_Problem_
Pictures in the records should not be copied, but every other part must be repeated exactly.

[START OF Records shown]

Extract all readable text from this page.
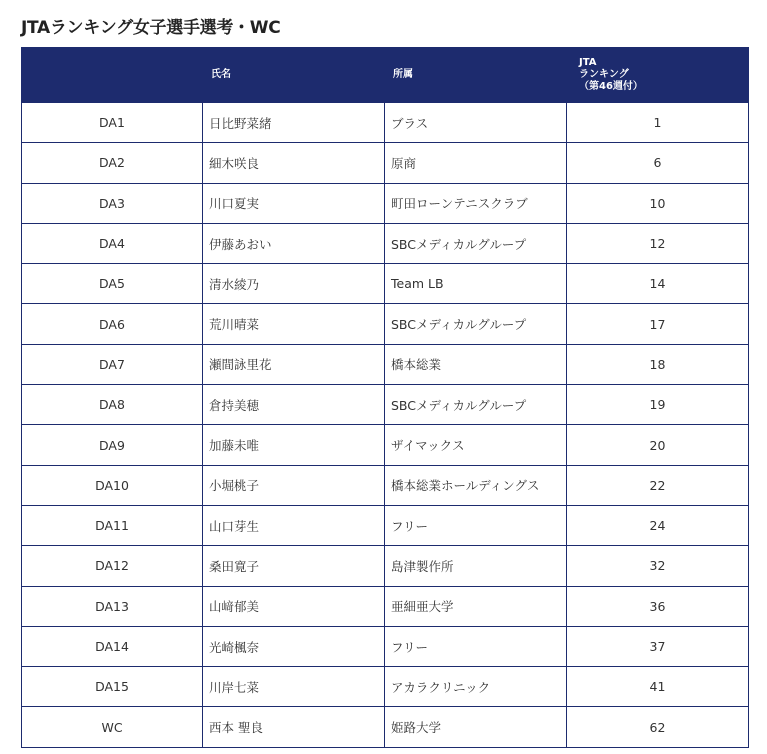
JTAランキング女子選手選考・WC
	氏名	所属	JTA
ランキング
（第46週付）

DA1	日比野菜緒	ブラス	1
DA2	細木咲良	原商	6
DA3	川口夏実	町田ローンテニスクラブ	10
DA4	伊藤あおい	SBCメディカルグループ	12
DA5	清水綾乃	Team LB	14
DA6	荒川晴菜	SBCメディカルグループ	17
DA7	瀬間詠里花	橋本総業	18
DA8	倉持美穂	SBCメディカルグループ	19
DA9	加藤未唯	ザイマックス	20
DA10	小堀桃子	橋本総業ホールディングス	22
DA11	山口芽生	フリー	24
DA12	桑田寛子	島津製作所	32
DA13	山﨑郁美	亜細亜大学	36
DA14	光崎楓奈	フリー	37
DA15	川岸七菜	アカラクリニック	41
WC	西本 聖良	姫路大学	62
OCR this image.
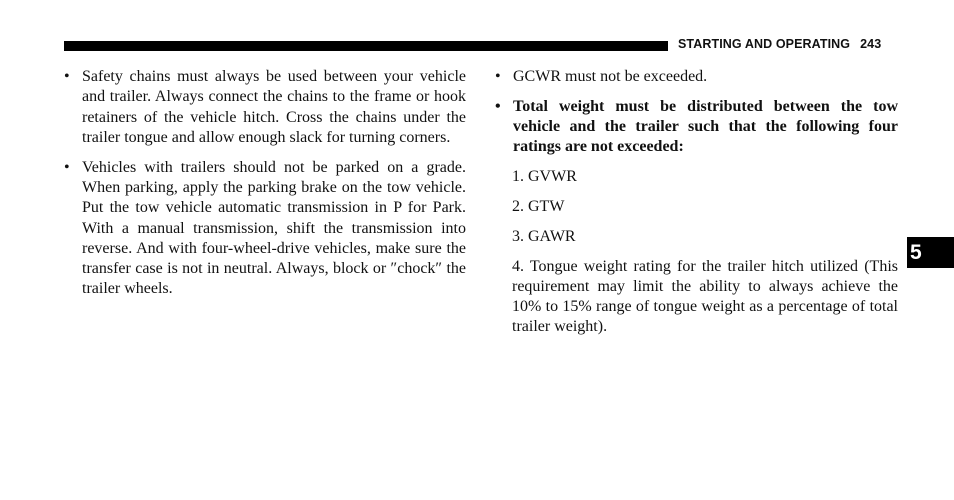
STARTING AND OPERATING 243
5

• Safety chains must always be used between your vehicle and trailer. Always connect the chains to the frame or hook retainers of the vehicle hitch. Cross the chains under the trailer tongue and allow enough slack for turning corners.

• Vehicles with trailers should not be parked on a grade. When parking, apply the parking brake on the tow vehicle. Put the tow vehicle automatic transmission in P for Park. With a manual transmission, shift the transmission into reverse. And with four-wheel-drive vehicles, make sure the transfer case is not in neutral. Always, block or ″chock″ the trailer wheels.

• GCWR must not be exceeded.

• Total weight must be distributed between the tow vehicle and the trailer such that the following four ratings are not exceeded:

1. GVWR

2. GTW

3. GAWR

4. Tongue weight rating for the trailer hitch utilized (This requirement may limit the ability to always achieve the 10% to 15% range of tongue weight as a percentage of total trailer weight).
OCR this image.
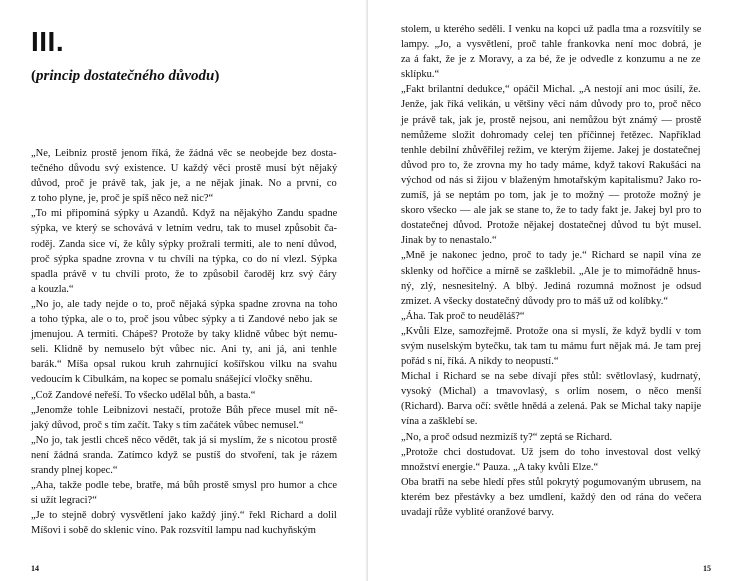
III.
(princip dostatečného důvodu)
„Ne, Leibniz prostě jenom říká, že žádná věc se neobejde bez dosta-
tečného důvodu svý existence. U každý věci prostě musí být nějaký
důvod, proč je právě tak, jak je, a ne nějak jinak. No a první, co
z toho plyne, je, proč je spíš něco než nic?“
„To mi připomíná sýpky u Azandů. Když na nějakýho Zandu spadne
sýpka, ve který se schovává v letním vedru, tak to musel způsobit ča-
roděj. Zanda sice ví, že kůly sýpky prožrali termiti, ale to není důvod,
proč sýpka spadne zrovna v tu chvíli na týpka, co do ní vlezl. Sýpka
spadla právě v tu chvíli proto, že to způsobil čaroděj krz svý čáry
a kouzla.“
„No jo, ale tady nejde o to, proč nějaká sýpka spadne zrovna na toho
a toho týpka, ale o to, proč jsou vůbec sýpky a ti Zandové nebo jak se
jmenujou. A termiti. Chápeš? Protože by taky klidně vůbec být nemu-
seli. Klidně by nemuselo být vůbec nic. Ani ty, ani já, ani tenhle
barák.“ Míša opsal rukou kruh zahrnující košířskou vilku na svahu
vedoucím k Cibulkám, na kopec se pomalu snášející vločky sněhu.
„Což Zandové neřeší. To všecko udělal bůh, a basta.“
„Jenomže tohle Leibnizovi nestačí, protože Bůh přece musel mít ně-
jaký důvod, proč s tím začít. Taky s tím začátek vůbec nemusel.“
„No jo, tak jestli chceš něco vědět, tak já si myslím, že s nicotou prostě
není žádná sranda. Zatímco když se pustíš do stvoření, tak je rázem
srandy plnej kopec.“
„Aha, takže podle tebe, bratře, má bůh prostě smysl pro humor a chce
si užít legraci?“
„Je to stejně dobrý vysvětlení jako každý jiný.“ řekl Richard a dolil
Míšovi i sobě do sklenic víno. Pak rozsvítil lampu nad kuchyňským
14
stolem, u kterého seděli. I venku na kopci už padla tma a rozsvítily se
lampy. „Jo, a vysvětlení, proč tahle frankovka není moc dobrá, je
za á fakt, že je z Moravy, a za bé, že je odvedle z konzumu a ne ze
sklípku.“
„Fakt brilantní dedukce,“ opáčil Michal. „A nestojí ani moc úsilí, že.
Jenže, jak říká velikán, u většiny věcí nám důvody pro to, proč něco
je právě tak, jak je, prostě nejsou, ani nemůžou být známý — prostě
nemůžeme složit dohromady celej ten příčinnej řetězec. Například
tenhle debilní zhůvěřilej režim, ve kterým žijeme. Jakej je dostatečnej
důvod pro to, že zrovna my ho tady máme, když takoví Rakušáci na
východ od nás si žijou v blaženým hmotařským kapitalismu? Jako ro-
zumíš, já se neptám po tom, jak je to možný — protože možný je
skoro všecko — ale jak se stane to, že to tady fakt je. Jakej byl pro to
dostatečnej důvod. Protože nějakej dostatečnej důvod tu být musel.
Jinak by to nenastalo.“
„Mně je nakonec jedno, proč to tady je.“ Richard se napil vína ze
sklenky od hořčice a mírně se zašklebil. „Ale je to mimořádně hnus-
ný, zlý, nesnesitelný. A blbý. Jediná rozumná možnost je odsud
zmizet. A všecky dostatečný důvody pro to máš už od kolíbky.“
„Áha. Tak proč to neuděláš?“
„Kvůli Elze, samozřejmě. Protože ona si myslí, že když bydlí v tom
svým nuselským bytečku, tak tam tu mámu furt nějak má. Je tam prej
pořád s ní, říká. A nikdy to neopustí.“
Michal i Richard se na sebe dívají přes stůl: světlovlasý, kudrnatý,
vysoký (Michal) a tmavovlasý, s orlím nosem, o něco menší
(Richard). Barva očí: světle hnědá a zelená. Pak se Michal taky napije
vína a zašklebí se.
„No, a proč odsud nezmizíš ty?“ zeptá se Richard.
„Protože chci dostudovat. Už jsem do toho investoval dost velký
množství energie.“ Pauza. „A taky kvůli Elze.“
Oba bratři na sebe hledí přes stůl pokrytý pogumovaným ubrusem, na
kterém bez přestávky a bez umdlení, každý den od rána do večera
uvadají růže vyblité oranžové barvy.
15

[END OF Records shown]

_Written answer_
Extract all readable text from this page.
JTAランキング女子選手選考・WC
	氏名	所属	JTA
ランキング
（第46週付）

DA1	日比野菜緒	ブラス	1
DA2	細木咲良	原商	6
DA3	川口夏実	町田ローンテニスクラブ	10
DA4	伊藤あおい	SBCメディカルグループ	12
DA5	清水綾乃	Team LB	14
DA6	荒川晴菜	SBCメディカルグループ	17
DA7	瀬間詠里花	橋本総業	18
DA8	倉持美穂	SBCメディカルグループ	19
DA9	加藤未唯	ザイマックス	20
DA10	小堀桃子	橋本総業ホールディングス	22
DA11	山口芽生	フリー	24
DA12	桑田寛子	島津製作所	32
DA13	山﨑郁美	亜細亜大学	36
DA14	光崎楓奈	フリー	37
DA15	川岸七菜	アカラクリニック	41
WC	西本 聖良	姫路大学	62
OCR this image.
STARTING AND OPERATING 243
5

• Safety chains must always be used between your vehicle and trailer. Always connect the chains to the frame or hook retainers of the vehicle hitch. Cross the chains under the trailer tongue and allow enough slack for turning corners.

• Vehicles with trailers should not be parked on a grade. When parking, apply the parking brake on the tow vehicle. Put the tow vehicle automatic transmission in P for Park. With a manual transmission, shift the transmission into reverse. And with four-wheel-drive vehicles, make sure the transfer case is not in neutral. Always, block or ″chock″ the trailer wheels.

• GCWR must not be exceeded.

• Total weight must be distributed between the tow vehicle and the trailer such that the following four ratings are not exceeded:

1. GVWR

2. GTW

3. GAWR

4. Tongue weight rating for the trailer hitch utilized (This requirement may limit the ability to always achieve the 10% to 15% range of tongue weight as a percentage of total trailer weight).
OCR this image.
III.
(princip dostatečného důvodu)
„Ne, Leibniz prostě jenom říká, že žádná věc se neobejde bez dosta-
tečného důvodu svý existence. U každý věci prostě musí být nějaký
důvod, proč je právě tak, jak je, a ne nějak jinak. No a první, co
z toho plyne, je, proč je spíš něco než nic?“
„To mi připomíná sýpky u Azandů. Když na nějakýho Zandu spadne
sýpka, ve který se schovává v letním vedru, tak to musel způsobit ča-
roděj. Zanda sice ví, že kůly sýpky prožrali termiti, ale to není důvod,
proč sýpka spadne zrovna v tu chvíli na týpka, co do ní vlezl. Sýpka
spadla právě v tu chvíli proto, že to způsobil čaroděj krz svý čáry
a kouzla.“
„No jo, ale tady nejde o to, proč nějaká sýpka spadne zrovna na toho
a toho týpka, ale o to, proč jsou vůbec sýpky a ti Zandové nebo jak se
jmenujou. A termiti. Chápeš? Protože by taky klidně vůbec být nemu-
seli. Klidně by nemuselo být vůbec nic. Ani ty, ani já, ani tenhle
barák.“ Míša opsal rukou kruh zahrnující košířskou vilku na svahu
vedoucím k Cibulkám, na kopec se pomalu snášející vločky sněhu.
„Což Zandové neřeší. To všecko udělal bůh, a basta.“
„Jenomže tohle Leibnizovi nestačí, protože Bůh přece musel mít ně-
jaký důvod, proč s tím začít. Taky s tím začátek vůbec nemusel.“
„No jo, tak jestli chceš něco vědět, tak já si myslím, že s nicotou prostě
není žádná sranda. Zatímco když se pustíš do stvoření, tak je rázem
srandy plnej kopec.“
„Aha, takže podle tebe, bratře, má bůh prostě smysl pro humor a chce
si užít legraci?“
„Je to stejně dobrý vysvětlení jako každý jiný.“ řekl Richard a dolil
Míšovi i sobě do sklenic víno. Pak rozsvítil lampu nad kuchyňským
14
stolem, u kterého seděli. I venku na kopci už padla tma a rozsvítily se
lampy. „Jo, a vysvětlení, proč tahle frankovka není moc dobrá, je
za á fakt, že je z Moravy, a za bé, že je odvedle z konzumu a ne ze
sklípku.“
„Fakt brilantní dedukce,“ opáčil Michal. „A nestojí ani moc úsilí, že.
Jenže, jak říká velikán, u většiny věcí nám důvody pro to, proč něco
je právě tak, jak je, prostě nejsou, ani nemůžou být známý — prostě
nemůžeme složit dohromady celej ten příčinnej řetězec. Například
tenhle debilní zhůvěřilej režim, ve kterým žijeme. Jakej je dostatečnej
důvod pro to, že zrovna my ho tady máme, když takoví Rakušáci na
východ od nás si žijou v blaženým hmotařským kapitalismu? Jako ro-
zumíš, já se neptám po tom, jak je to možný — protože možný je
skoro všecko — ale jak se stane to, že to tady fakt je. Jakej byl pro to
dostatečnej důvod. Protože nějakej dostatečnej důvod tu být musel.
Jinak by to nenastalo.“
„Mně je nakonec jedno, proč to tady je.“ Richard se napil vína ze
sklenky od hořčice a mírně se zašklebil. „Ale je to mimořádně hnus-
ný, zlý, nesnesitelný. A blbý. Jediná rozumná možnost je odsud
zmizet. A všecky dostatečný důvody pro to máš už od kolíbky.“
„Áha. Tak proč to neuděláš?“
„Kvůli Elze, samozřejmě. Protože ona si myslí, že když bydlí v tom
svým nuselským bytečku, tak tam tu mámu furt nějak má. Je tam prej
pořád s ní, říká. A nikdy to neopustí.“
Michal i Richard se na sebe dívají přes stůl: světlovlasý, kudrnatý,
vysoký (Michal) a tmavovlasý, s orlím nosem, o něco menší
(Richard). Barva očí: světle hnědá a zelená. Pak se Michal taky napije
vína a zašklebí se.
„No, a proč odsud nezmizíš ty?“ zeptá se Richard.
„Protože chci dostudovat. Už jsem do toho investoval dost velký
množství energie.“ Pauza. „A taky kvůli Elze.“
Oba bratři na sebe hledí přes stůl pokrytý pogumovaným ubrusem, na
kterém bez přestávky a bez umdlení, každý den od rána do večera
uvadají růže vyblité oranžové barvy.
15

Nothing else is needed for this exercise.